◆ **DOCUMENT PASSAGE**:
■ ■ ■ ■ ■ ■ ■

At least it wasn't traumatic. It wasn't frightening for him, or confusing, or horribly painful, though I'm sure it hurt. It wasn't a long, drawn-out illness that slowly killed him. It wasn't an agonizing episode of colic. To be honest, he was an incredibly healthy horse. Other than being footsore after trimming for the first year or so, he was always completely sound and healthy.

I'm going to miss him very, very much.

This is one of my senior pictures. Before I got the studio photos (for yearbook), we had a session out at the barn with Bailey, because he was for sale at the time and we wanted to have these pictures of him. I am very glad we took them.

This one's my favorite. It's the way we always were when I was telling him what a wonderful boy he was; hands on either side of his head, and he'd just cock his ears and stand there. Must be a horse thing, I guess.

As Vonnegut would say -- so it goes.

■ ■ ■ ■ ■ ■ ■

◆ **PARTS OF THE EXERCISE**:
1. In the passage about Bailey, why was a photo session held at the barn?
2. Reproduce the passage about Bailey from "This one's my" to "thing, I guess.".

◆ **DATA SECTION**:
■ ■ ■ ■ ■ ■ ■

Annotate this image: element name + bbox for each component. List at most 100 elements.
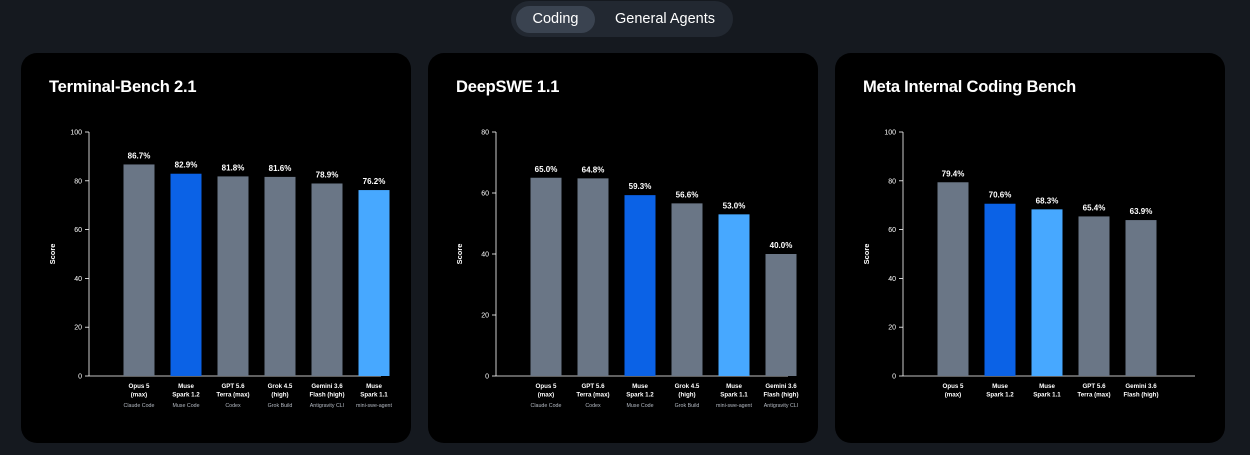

■ ■ ■ ■ ■ ■ ■

◆ **RESPONSES IN ORDER**:
1. Bailey was for sale at the time, and they wanted to have pictures of him.

2.
This one's my favorite. It's the way we always were when I was telling him what a wonderful boy he was; hands on either side of his head, and he'd just cock his ears and stand there. Must be a horse thing, I guess.